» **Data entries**
--
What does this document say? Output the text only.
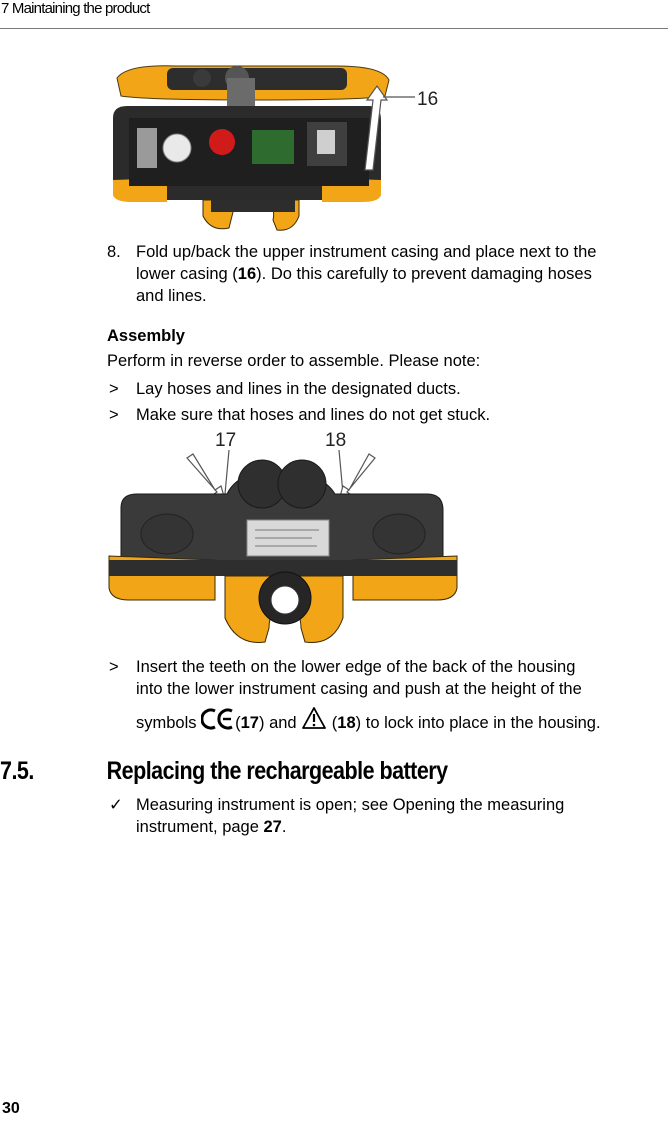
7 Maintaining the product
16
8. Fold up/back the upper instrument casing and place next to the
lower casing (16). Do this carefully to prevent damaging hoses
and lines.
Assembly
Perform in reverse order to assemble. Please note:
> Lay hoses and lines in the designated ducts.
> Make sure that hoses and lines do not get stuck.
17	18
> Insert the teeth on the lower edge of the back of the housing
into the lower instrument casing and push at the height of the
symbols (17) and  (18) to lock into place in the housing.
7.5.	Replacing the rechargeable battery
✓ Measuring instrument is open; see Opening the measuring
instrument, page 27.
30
--
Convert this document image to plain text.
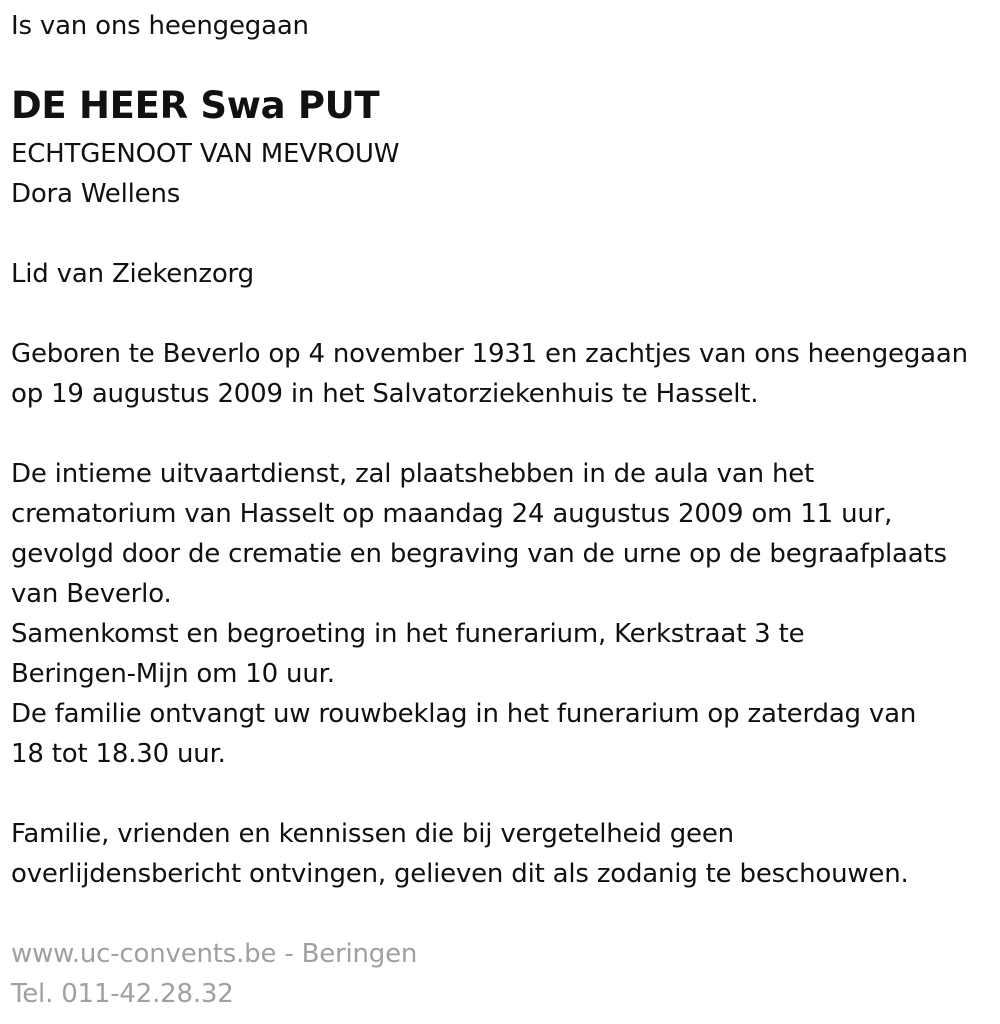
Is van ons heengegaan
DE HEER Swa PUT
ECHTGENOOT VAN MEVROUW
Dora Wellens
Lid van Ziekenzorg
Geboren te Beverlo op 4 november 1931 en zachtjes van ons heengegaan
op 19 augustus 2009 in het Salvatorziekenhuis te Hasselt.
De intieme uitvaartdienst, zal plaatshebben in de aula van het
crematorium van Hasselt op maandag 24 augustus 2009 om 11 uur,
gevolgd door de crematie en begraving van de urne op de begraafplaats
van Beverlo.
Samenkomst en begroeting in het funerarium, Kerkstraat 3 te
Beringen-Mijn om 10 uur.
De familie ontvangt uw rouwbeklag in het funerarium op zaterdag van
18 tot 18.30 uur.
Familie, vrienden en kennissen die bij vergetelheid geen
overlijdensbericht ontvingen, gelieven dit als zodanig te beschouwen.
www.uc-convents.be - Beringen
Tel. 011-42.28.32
--
» **WHAT IS ASKED**
Copy out each line of the data where the string "heengegaan" appears.

» **EXERCISE ANSWER**
Is van ons heengegaan
Geboren te Beverlo op 4 november 1931 en zachtjes van ons heengegaan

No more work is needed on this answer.